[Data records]
%%

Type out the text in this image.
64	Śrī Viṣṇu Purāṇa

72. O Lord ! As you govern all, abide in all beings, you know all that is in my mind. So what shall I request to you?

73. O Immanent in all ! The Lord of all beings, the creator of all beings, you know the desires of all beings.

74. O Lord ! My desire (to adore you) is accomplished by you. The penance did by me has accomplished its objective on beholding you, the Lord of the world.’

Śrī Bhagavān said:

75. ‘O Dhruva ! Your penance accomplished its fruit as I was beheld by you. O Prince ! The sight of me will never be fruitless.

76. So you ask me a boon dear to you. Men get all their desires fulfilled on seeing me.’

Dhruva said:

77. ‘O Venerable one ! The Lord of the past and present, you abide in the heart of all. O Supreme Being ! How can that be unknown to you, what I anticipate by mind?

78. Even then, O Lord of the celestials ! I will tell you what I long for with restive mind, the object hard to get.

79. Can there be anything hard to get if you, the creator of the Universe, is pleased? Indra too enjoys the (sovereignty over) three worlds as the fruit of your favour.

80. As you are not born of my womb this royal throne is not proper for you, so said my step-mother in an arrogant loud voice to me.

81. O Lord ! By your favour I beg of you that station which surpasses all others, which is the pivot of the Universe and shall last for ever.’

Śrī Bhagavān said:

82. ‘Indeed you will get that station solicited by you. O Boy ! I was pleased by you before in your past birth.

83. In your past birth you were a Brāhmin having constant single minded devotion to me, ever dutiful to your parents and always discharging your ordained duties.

%%

Task requirements:
Write out the entries above once more, without altering anything.

Finished answer:
Type out the text in this image.
64	Śrī Viṣṇu Purāṇa

72. O Lord ! As you govern all, abide in all beings, you know all that is in my mind. So what shall I request to you?

73. O Immanent in all ! The Lord of all beings, the creator of all beings, you know the desires of all beings.

74. O Lord ! My desire (to adore you) is accomplished by you. The penance did by me has accomplished its objective on beholding you, the Lord of the world.’

Śrī Bhagavān said:

75. ‘O Dhruva ! Your penance accomplished its fruit as I was beheld by you. O Prince ! The sight of me will never be fruitless.

76. So you ask me a boon dear to you. Men get all their desires fulfilled on seeing me.’

Dhruva said:

77. ‘O Venerable one ! The Lord of the past and present, you abide in the heart of all. O Supreme Being ! How can that be unknown to you, what I anticipate by mind?

78. Even then, O Lord of the celestials ! I will tell you what I long for with restive mind, the object hard to get.

79. Can there be anything hard to get if you, the creator of the Universe, is pleased? Indra too enjoys the (sovereignty over) three worlds as the fruit of your favour.

80. As you are not born of my womb this royal throne is not proper for you, so said my step-mother in an arrogant loud voice to me.

81. O Lord ! By your favour I beg of you that station which surpasses all others, which is the pivot of the Universe and shall last for ever.’

Śrī Bhagavān said:

82. ‘Indeed you will get that station solicited by you. O Boy ! I was pleased by you before in your past birth.

83. In your past birth you were a Brāhmin having constant single minded devotion to me, ever dutiful to your parents and always discharging your ordained duties.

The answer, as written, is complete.